* _INPUT MATERIAL_
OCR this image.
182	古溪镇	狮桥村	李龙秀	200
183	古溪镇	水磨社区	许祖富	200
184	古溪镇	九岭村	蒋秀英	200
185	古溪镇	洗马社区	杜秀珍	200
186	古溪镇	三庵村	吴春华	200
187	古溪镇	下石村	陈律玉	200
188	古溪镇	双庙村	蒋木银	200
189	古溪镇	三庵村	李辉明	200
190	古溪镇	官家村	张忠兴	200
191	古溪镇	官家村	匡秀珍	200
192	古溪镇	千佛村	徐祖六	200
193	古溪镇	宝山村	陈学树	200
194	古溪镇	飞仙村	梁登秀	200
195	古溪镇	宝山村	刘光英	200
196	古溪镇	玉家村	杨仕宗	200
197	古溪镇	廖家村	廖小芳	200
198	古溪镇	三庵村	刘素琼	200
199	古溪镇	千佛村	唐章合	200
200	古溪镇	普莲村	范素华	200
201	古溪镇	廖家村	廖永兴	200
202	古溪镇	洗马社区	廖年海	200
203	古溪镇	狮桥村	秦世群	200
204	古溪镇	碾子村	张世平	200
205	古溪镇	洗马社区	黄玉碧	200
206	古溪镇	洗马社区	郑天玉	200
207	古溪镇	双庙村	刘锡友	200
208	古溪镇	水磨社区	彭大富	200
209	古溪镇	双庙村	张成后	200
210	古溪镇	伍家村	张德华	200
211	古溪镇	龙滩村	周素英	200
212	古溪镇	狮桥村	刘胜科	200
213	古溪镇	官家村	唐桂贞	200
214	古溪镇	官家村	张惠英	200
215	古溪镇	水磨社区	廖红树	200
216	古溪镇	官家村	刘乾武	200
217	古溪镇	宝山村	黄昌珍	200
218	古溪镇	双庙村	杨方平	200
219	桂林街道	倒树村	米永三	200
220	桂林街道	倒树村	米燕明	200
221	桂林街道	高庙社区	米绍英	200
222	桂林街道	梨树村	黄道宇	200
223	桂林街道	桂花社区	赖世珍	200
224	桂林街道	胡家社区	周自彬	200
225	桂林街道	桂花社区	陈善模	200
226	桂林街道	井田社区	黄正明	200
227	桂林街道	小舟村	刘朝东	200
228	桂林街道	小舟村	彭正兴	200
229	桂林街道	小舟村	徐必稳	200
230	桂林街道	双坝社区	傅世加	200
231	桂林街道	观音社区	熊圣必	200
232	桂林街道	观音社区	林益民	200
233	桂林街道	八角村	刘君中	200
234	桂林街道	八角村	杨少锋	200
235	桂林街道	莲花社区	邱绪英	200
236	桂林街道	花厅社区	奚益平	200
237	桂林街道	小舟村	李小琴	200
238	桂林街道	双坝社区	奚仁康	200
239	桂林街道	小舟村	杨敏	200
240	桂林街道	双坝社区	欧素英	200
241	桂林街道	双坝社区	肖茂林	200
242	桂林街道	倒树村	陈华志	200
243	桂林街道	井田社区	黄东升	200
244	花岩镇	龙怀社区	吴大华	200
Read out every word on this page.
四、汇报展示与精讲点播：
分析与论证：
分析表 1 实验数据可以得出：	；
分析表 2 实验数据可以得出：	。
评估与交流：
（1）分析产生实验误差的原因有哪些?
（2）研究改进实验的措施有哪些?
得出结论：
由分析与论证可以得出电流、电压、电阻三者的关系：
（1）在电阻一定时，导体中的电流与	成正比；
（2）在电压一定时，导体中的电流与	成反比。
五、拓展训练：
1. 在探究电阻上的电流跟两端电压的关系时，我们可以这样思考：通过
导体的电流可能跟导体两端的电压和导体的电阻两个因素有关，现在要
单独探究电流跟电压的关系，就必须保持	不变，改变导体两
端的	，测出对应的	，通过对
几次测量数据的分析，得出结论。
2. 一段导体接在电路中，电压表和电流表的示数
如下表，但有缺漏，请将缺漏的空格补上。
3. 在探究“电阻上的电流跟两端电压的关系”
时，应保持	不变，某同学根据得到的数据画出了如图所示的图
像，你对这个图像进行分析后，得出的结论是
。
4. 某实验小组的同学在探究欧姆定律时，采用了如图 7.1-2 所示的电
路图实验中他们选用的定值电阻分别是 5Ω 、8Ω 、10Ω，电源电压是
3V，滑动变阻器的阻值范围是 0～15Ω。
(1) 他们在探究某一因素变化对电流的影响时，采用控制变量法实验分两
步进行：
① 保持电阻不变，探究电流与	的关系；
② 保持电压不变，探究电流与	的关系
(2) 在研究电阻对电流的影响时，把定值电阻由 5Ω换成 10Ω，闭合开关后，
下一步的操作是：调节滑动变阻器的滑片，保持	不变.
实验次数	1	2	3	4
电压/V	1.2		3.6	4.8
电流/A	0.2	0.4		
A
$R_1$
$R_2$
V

* _YOUR GOAL_
Pick out all lines from the data above in which the word "井田社区" appears.

* _TASK OUTPUT_
226	桂林街道	井田社区	黄正明	200
243	桂林街道	井田社区	黄东升	200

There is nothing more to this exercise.